[Work to do] Wherever a line below holds the word "развития", copy that line.

[Dataset records]

——

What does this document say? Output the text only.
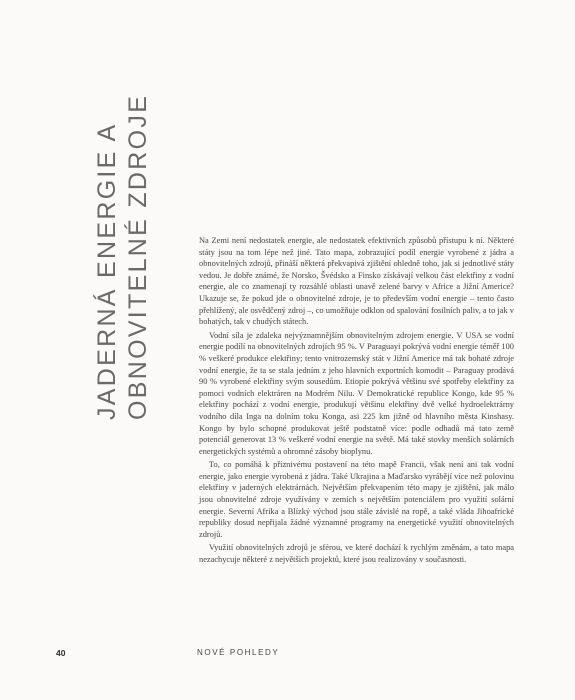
JADERNÁ ENERGIE A OBNOVITELNÉ ZDROJE	Na Zemi není nedostatek energie, ale nedostatek efektivních způsobů přístupu k ní. Některé státy jsou na tom lépe než jiné. Tato mapa, zobrazující podíl energie vyrobené z jádra a obnovitelných zdrojů, přináší některá překvapivá zjištění ohledně toho, jak si jednotlivé státy vedou. Je dobře známé, že Norsko, Švédsko a Finsko získávají velkou část elektřiny z vodní energie, ale co znamenají ty rozsáhlé oblasti unavě zelené barvy v Africe a Jižní Americe? Ukazuje se, že pokud jde o obnovitelné zdroje, je to především vodní energie – tento často přehlížený, ale osvědčený zdroj –, co umožňuje odklon od spalování fosilních paliv, a to jak v bohatých, tak v chudých státech.

Vodní síla je zdaleka nejvýznamnějším obnovitelným zdrojem energie. V USA se vodní energie podílí na obnovitelných zdrojích 95 %. V Paraguayi pokrývá vodní energie téměř 100 % veškeré produkce elektřiny; tento vnitrozemský stát v Jižní Americe má tak bohaté zdroje vodní energie, že ta se stala jedním z jeho hlavních exportních komodit – Paraguay prodává 90 % vyrobené elektřiny svým sousedům. Etiopie pokrývá většinu své spotřeby elektřiny za pomoci vodních elektráren na Modrém Nilu. V Demokratické republice Kongo, kde 95 % elektřiny pochází z vodní energie, produkují většinu elektřiny dvě velké hydroelektrárny vodního díla Inga na dolním toku Konga, asi 225 km jižně od hlavního města Kinshasy. Kongo by bylo schopné produkovat ještě podstatně více: podle odhadů má tato země potenciál generovat 13 % veškeré vodní energie na světě. Má také stovky menších solárních energetických systémů a ohromné zásoby bioplynu.

To, co pomáhá k příznivému postavení na této mapě Francii, však není ani tak vodní energie, jako energie vyrobená z jádra. Také Ukrajina a Maďarsko vyrábějí více než polovinu elektřiny v jaderných elektrárnách. Největším překvapením této mapy je zjištění, jak málo jsou obnovitelné zdroje využívány v zemích s největším potenciálem pro využití solární energie. Severní Afrika a Blízký východ jsou stále závislé na ropě, a také vláda Jihoafrické republiky dosud nepřijala žádné významné programy na energetické využití obnovitelných zdrojů.

Využití obnovitelných zdrojů je sférou, ve které dochází k rychlým změnám, a tato mapa nezachycuje některé z největších projektů, které jsou realizovány v současnosti.

40	NOVÉ POHLEDY
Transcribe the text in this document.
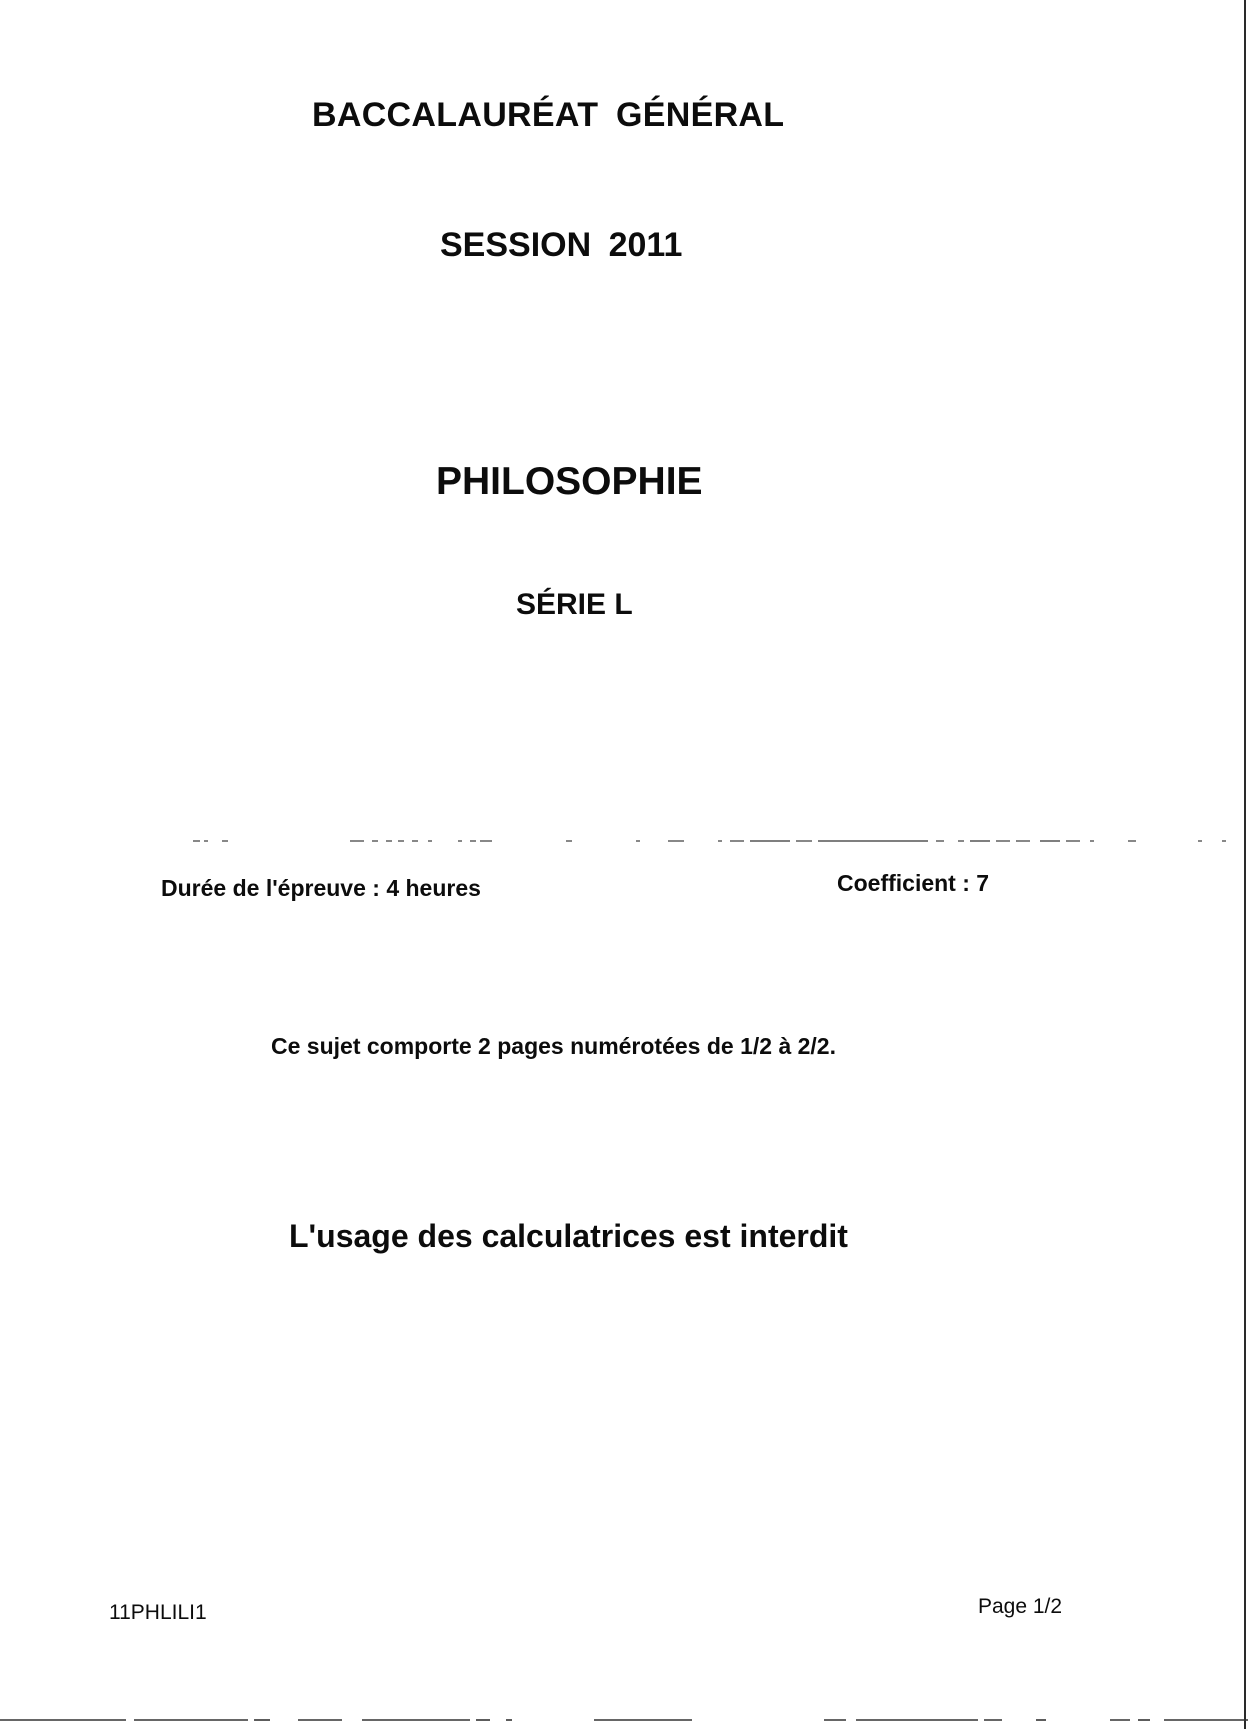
BACCALAURÉAT GÉNÉRAL
SESSION 2011
PHILOSOPHIE
SÉRIE L
Durée de l'épreuve : 4 heures	Coefficient : 7
Ce sujet comporte 2 pages numérotées de 1/2 à 2/2.
L'usage des calculatrices est interdit
11PHLILI1	Page 1/2
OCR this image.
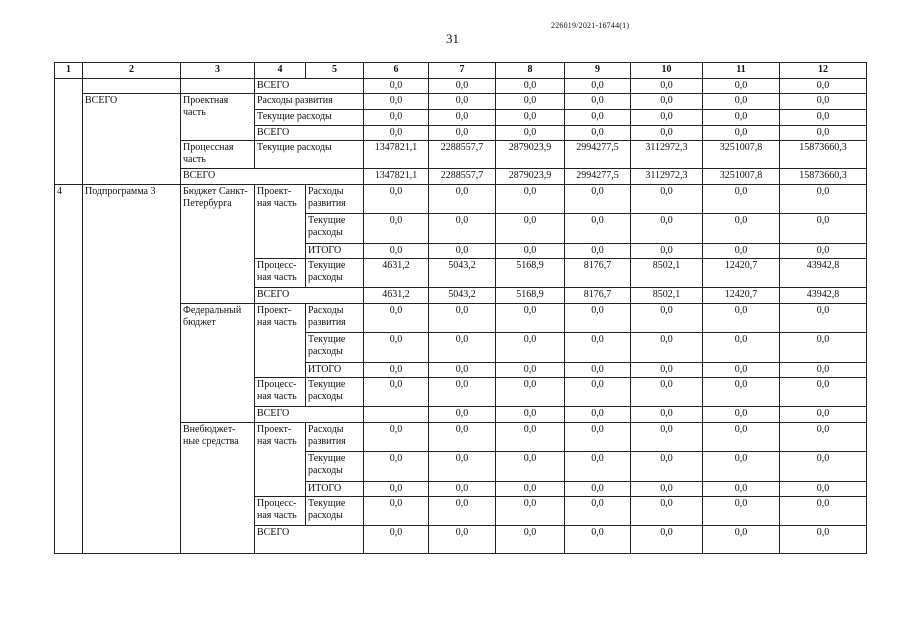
226019/2021-16744(1)
31
1	2	3	4	5	6	7	8	9	10	11	12
			ВСЕГО		0,0	0,0	0,0	0,0	0,0	0,0	0,0
	ВСЕГО	Проектная часть	Расходы развития		0,0	0,0	0,0	0,0	0,0	0,0	0,0
			Текущие расходы		0,0	0,0	0,0	0,0	0,0	0,0	0,0
			ВСЕГО		0,0	0,0	0,0	0,0	0,0	0,0	0,0
		Процессная часть	Текущие расходы		1347821,1	2288557,7	2879023,9	2994277,5	3112972,3	3251007,8	15873660,3
		ВСЕГО			1347821,1	2288557,7	2879023,9	2994277,5	3112972,3	3251007,8	15873660,3
4	Подпрограмма 3	Бюджет Санкт-Петербурга	Проект-ная часть	Расходы развития	0,0	0,0	0,0	0,0	0,0	0,0	0,0
				Текущие расходы	0,0	0,0	0,0	0,0	0,0	0,0	0,0
				ИТОГО	0,0	0,0	0,0	0,0	0,0	0,0	0,0
			Процесс-ная часть	Текущие расходы	4631,2	5043,2	5168,9	8176,7	8502,1	12420,7	43942,8
			ВСЕГО		4631,2	5043,2	5168,9	8176,7	8502,1	12420,7	43942,8
		Федеральный бюджет	Проект-ная часть	Расходы развития	0,0	0,0	0,0	0,0	0,0	0,0	0,0
				Текущие расходы	0,0	0,0	0,0	0,0	0,0	0,0	0,0
				ИТОГО	0,0	0,0	0,0	0,0	0,0	0,0	0,0
			Процесс-ная часть	Текущие расходы	0,0	0,0	0,0	0,0	0,0	0,0	0,0
			ВСЕГО			0,0	0,0	0,0	0,0	0,0	0,0
		Внебюджет-ные средства	Проект-ная часть	Расходы развития	0,0	0,0	0,0	0,0	0,0	0,0	0,0
				Текущие расходы	0,0	0,0	0,0	0,0	0,0	0,0	0,0
				ИТОГО	0,0	0,0	0,0	0,0	0,0	0,0	0,0
			Процесс-ная часть	Текущие расходы	0,0	0,0	0,0	0,0	0,0	0,0	0,0
			ВСЕГО		0,0	0,0	0,0	0,0	0,0	0,0	0,0
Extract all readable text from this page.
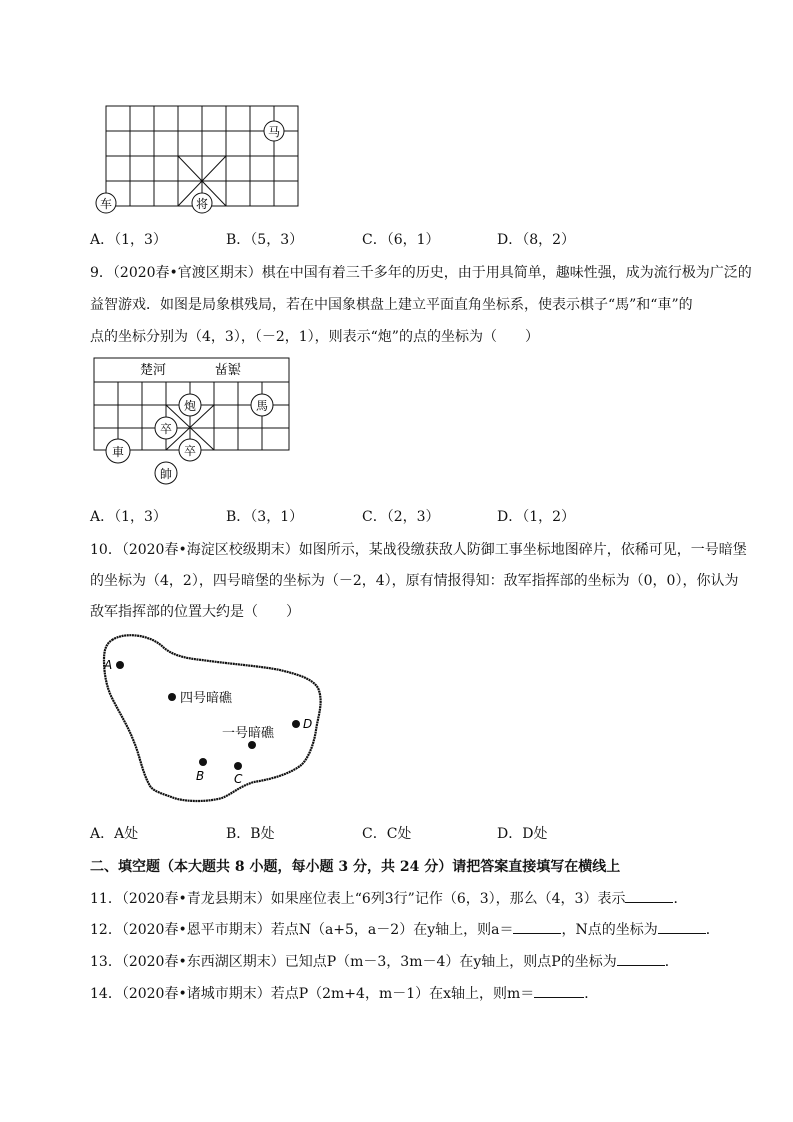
马
车	将
A．（1，3）	B．（5，3）	C．（6，1）	D．（8，2）
9．（2020春•官渡区期末）棋在中国有着三千多年的历史，由于用具简单，趣味性强，成为流行极为广泛的
益智游戏．如图是局象棋残局，若在中国象棋盘上建立平面直角坐标系，使表示棋子“馬”和“車”的
点的坐标分别为（4，3），（－2，1），则表示“炮”的点的坐标为（　　）
楚河	漢界
炮	馬
卒
卒
車
帥
A．（1，3）	B．（3，1）	C．（2，3）	D．（1，2）
10．（2020春•海淀区校级期末）如图所示，某战役缴获敌人防御工事坐标地图碎片，依稀可见，一号暗堡
的坐标为（4，2），四号暗堡的坐标为（－2，4），原有情报得知：敌军指挥部的坐标为（0，0），你认为
敌军指挥部的位置大约是（　　）
A
四号暗礁
D
一号暗礁
B C
A．A处	B．B处	C．C处	D．D处
二、填空题（本大题共 8 小题，每小题 3 分，共 24 分）请把答案直接填写在横线上
11．（2020春•青龙县期末）如果座位表上“6列3行”记作（6，3），那么（4，3）表示	．
12．（2020春•恩平市期末）若点N（a+5，a－2）在y轴上，则a＝	，N点的坐标为	．
13．（2020春•东西湖区期末）已知点P（m－3，3m－4）在y轴上，则点P的坐标为	．
14．（2020春•诸城市期末）若点P（2m+4，m－1）在x轴上，则m＝	．
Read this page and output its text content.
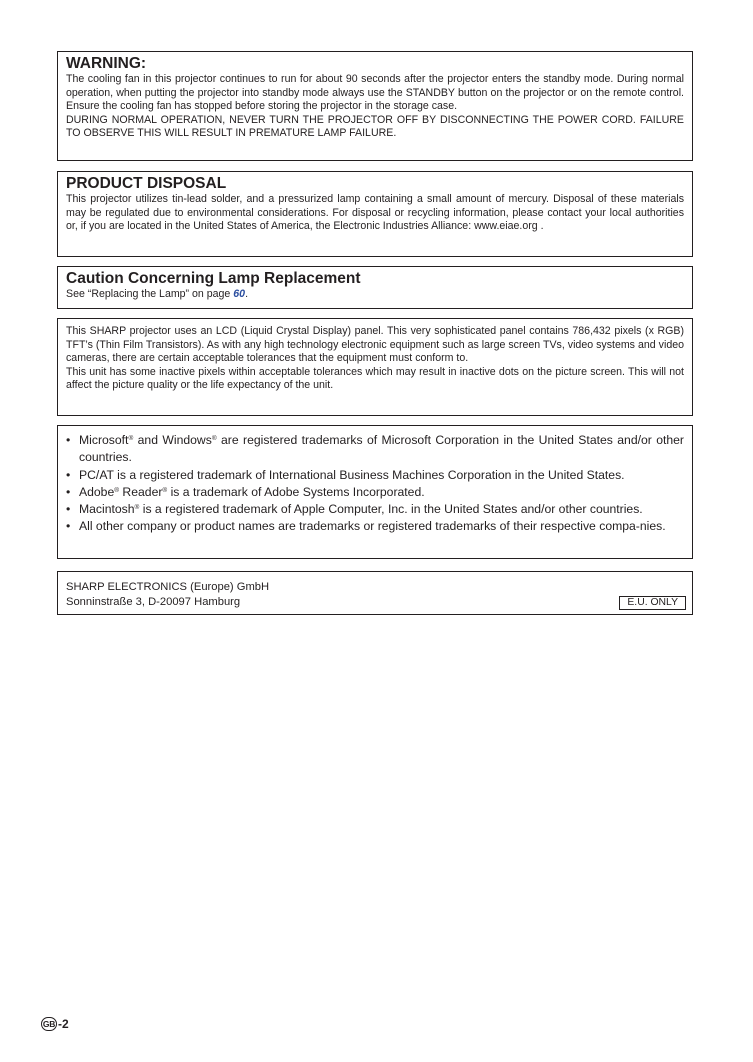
WARNING:

The cooling fan in this projector continues to run for about 90 seconds after the projector enters the standby mode. During normal operation, when putting the projector into standby mode always use the STANDBY button on the projector or on the remote control. Ensure the cooling fan has stopped before storing the projector in the storage case.

DURING NORMAL OPERATION, NEVER TURN THE PROJECTOR OFF BY DISCONNECTING THE POWER CORD. FAILURE TO OBSERVE THIS WILL RESULT IN PREMATURE LAMP FAILURE.

PRODUCT DISPOSAL

This projector utilizes tin-lead solder, and a pressurized lamp containing a small amount of mercury. Disposal of these materials may be regulated due to environmental considerations. For disposal or recycling information, please contact your local authorities or, if you are located in the United States of America, the Electronic Industries Alliance: www.eiae.org .

Caution Concerning Lamp Replacement

See “Replacing the Lamp” on page 60.

This SHARP projector uses an LCD (Liquid Crystal Display) panel. This very sophisticated panel contains 786,432 pixels (x RGB) TFT’s (Thin Film Transistors). As with any high technology electronic equipment such as large screen TVs, video systems and video cameras, there are certain acceptable tolerances that the equipment must conform to.

This unit has some inactive pixels within acceptable tolerances which may result in inactive dots on the picture screen. This will not affect the picture quality or the life expectancy of the unit.

• Microsoft® and Windows® are registered trademarks of Microsoft Corporation in the United States and/or other countries.
• PC/AT is a registered trademark of International Business Machines Corporation in the United States.
• Adobe® Reader® is a trademark of Adobe Systems Incorporated.
• Macintosh® is a registered trademark of Apple Computer, Inc. in the United States and/or other countries.
• All other company or product names are trademarks or registered trademarks of their respective compa-nies.
SHARP ELECTRONICS (Europe) GmbH
Sonninstraße 3, D-20097 Hamburg	E.U. ONLY
GB -2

——

[Solution to this exercise]
	ВСЕГО	Проектная часть	Расходы развития		0,0	0,0	0,0	0,0	0,0	0,0	0,0
4	Подпрограмма 3	Бюджет Санкт-Петербурга	Проект-ная часть	Расходы развития	0,0	0,0	0,0	0,0	0,0	0,0	0,0
		Федеральный бюджет	Проект-ная часть	Расходы развития	0,0	0,0	0,0	0,0	0,0	0,0	0,0
		Внебюджет-ные средства	Проект-ная часть	Расходы развития	0,0	0,0	0,0	0,0	0,0	0,0	0,0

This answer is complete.